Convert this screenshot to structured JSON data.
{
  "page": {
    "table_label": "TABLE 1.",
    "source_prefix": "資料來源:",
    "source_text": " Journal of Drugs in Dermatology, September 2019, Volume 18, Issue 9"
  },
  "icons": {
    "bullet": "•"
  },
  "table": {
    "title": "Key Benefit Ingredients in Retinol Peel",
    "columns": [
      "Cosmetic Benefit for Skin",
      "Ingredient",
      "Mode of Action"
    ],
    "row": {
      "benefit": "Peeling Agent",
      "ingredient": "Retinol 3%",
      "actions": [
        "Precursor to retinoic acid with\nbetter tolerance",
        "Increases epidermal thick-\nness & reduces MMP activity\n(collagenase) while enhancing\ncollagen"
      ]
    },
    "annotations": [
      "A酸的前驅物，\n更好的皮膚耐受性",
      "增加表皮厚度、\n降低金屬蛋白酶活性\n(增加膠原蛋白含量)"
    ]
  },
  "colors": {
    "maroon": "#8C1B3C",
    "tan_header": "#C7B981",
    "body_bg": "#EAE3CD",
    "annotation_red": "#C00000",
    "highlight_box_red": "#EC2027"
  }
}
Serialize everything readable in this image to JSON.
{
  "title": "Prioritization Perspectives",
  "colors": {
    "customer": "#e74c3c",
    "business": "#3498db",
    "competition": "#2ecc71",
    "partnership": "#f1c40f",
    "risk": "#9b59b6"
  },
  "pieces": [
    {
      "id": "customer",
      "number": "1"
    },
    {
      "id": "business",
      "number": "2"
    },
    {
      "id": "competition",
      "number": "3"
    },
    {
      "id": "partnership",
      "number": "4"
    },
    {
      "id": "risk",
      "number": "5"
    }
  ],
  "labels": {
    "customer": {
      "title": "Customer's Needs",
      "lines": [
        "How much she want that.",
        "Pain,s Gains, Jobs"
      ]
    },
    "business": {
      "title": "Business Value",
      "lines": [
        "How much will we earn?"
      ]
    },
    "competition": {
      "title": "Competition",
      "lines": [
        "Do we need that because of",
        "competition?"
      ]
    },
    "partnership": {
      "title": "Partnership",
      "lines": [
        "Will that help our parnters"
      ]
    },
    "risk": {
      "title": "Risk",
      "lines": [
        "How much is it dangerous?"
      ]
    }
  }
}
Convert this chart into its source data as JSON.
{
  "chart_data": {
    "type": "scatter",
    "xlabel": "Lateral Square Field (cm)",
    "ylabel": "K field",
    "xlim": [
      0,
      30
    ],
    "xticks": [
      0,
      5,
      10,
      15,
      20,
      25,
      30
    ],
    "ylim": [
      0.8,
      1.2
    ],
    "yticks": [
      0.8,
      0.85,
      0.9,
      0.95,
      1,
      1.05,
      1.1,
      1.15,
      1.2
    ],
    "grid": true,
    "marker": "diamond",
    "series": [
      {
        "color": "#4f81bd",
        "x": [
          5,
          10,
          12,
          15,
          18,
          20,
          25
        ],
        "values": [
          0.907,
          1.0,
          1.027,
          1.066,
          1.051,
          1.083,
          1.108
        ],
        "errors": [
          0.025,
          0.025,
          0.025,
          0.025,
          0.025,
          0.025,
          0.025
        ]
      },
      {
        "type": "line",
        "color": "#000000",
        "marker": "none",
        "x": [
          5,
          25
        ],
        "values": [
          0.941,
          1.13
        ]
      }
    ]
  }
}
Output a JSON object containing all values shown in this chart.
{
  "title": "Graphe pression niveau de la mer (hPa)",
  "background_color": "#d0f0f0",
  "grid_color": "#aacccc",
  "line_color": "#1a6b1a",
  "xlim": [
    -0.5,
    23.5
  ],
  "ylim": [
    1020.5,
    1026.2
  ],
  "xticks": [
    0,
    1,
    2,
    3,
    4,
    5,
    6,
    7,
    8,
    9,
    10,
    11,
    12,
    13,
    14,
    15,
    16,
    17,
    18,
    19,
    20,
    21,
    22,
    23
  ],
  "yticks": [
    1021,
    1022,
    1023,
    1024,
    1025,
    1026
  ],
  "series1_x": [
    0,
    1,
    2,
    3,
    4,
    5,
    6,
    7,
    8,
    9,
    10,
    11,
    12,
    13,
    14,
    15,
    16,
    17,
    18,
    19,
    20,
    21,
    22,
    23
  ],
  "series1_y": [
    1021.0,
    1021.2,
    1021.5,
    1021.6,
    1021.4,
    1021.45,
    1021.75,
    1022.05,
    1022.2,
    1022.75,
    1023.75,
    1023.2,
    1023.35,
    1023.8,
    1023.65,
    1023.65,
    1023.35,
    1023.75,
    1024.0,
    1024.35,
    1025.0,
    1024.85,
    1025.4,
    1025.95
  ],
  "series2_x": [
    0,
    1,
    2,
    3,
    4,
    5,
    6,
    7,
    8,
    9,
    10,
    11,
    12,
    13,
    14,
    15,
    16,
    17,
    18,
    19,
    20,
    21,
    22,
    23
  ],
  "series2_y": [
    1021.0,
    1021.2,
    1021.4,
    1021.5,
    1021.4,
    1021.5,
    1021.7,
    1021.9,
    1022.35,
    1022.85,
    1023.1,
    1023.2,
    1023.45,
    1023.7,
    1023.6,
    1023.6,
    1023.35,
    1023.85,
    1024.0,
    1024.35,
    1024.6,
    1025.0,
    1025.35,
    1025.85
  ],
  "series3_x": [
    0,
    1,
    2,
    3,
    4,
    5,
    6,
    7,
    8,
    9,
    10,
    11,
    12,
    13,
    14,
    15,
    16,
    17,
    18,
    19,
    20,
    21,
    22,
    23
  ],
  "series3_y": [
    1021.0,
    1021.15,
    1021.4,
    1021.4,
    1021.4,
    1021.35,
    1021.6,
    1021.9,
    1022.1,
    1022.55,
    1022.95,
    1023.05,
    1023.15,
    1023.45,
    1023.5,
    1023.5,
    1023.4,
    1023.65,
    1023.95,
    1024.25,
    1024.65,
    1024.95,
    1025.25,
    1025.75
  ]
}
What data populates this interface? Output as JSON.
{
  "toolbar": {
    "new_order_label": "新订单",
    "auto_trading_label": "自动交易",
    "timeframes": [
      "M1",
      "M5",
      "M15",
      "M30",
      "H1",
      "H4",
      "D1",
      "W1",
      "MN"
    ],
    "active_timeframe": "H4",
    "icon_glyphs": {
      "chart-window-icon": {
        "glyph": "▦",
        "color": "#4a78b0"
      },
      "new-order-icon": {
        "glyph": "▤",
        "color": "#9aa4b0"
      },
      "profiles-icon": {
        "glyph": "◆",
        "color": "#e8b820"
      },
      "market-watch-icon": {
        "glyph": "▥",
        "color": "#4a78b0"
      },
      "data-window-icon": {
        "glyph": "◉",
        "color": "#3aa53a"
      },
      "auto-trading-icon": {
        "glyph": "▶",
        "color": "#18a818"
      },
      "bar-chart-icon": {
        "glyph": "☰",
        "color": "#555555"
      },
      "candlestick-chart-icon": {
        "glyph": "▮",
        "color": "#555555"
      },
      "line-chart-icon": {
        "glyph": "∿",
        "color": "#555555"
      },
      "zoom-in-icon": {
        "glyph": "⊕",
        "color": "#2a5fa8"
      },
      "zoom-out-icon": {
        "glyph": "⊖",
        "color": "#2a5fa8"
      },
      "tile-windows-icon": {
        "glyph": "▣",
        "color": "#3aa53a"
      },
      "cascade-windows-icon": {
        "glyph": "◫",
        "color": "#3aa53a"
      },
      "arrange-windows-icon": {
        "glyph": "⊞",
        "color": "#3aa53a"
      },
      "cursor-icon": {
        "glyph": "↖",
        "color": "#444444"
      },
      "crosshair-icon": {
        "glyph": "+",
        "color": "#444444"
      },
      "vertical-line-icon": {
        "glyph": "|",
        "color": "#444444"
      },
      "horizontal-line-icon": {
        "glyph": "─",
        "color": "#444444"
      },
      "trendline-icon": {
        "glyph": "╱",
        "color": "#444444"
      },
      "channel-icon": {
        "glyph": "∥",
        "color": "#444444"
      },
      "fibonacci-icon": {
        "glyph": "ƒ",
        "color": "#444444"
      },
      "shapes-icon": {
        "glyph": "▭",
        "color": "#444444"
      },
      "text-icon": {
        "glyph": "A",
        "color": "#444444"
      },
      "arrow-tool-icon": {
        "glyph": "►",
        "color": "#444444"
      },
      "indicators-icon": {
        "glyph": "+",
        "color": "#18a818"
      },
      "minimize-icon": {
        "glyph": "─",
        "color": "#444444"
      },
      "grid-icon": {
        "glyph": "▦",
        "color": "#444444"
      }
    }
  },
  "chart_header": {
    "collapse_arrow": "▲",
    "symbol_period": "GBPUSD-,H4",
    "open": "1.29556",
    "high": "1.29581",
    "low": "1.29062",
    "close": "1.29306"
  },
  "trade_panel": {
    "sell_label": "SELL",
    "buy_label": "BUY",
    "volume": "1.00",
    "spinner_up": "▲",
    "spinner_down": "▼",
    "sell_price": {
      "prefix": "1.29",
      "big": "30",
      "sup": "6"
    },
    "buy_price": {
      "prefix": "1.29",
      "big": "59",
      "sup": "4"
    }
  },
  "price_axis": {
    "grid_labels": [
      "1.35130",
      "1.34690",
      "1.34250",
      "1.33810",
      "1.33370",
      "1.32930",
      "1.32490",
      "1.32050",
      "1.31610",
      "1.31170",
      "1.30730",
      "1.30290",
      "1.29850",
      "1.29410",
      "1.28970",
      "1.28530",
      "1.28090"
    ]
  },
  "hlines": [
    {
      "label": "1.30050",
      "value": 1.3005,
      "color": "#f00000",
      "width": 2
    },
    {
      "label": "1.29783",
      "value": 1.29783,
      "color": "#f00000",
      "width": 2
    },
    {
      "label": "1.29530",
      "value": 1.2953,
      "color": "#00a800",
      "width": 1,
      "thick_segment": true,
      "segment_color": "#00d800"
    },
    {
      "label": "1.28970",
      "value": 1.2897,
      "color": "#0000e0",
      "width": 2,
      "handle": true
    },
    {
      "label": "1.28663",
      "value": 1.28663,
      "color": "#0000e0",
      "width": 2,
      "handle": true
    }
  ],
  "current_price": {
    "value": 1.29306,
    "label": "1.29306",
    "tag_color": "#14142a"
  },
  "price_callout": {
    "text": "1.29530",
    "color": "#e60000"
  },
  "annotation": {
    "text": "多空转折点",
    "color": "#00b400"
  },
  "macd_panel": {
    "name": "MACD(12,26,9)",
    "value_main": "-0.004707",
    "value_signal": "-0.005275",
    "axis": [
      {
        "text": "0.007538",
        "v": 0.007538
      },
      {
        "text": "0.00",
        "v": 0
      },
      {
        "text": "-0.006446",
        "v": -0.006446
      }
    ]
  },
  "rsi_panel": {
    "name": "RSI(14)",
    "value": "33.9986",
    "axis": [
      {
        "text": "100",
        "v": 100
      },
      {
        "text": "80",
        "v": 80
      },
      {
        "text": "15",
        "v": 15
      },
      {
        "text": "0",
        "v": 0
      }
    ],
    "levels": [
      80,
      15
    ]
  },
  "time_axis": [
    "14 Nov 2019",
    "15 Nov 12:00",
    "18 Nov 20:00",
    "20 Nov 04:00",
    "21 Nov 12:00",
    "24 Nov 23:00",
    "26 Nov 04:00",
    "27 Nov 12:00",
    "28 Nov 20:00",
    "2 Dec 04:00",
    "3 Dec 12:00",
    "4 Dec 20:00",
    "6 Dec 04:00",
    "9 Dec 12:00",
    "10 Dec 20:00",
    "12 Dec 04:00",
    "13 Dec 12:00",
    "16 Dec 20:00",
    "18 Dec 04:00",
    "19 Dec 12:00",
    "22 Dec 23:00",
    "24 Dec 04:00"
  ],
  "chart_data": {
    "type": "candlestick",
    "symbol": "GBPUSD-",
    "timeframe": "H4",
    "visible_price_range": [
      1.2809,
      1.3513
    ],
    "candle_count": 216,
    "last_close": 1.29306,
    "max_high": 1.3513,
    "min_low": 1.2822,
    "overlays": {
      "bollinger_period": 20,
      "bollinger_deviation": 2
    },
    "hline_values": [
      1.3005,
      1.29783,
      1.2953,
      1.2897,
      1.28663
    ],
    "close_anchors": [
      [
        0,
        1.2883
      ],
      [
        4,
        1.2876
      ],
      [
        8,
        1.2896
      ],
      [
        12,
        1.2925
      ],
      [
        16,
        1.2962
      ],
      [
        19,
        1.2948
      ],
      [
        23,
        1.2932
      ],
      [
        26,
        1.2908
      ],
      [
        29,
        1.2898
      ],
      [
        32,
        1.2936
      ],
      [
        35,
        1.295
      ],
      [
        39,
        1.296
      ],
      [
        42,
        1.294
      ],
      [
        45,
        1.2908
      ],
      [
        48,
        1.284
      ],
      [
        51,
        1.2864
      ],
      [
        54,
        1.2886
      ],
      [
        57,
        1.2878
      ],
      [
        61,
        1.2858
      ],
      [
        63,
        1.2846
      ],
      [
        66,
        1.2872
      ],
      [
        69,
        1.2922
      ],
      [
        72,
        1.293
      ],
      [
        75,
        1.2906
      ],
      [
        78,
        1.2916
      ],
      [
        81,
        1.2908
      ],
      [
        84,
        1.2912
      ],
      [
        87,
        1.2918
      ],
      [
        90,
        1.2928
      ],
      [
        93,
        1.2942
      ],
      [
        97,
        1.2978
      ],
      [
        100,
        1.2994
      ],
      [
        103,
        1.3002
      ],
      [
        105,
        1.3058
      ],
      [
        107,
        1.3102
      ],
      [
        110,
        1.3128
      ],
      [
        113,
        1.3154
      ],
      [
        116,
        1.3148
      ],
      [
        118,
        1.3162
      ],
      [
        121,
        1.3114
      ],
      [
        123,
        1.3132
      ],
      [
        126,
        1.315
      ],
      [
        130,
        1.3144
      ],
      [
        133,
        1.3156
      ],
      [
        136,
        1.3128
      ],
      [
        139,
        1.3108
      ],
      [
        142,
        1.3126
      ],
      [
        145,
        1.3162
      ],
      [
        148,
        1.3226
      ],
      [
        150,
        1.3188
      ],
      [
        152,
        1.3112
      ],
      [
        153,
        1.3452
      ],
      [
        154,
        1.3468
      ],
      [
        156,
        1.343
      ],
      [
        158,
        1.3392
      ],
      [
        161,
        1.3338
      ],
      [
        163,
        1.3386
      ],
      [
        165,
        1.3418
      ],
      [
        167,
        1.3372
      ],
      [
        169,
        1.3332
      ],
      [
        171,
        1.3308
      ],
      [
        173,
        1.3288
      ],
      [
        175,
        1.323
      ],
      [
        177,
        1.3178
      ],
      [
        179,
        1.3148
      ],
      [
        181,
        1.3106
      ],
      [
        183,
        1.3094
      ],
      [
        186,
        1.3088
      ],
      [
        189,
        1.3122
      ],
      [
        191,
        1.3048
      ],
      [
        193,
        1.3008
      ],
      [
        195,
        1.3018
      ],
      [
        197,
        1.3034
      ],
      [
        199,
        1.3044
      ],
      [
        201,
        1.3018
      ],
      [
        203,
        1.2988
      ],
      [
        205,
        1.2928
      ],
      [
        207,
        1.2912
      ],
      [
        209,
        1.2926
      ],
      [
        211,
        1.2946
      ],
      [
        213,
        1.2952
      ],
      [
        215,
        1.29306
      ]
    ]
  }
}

SHORT PROBLEM
Look above for lines with the word "windows" and copy them all.

ANSWER TO THIS EXERCISE
      "tile-windows-icon": {
      "cascade-windows-icon": {
      "arrange-windows-icon": {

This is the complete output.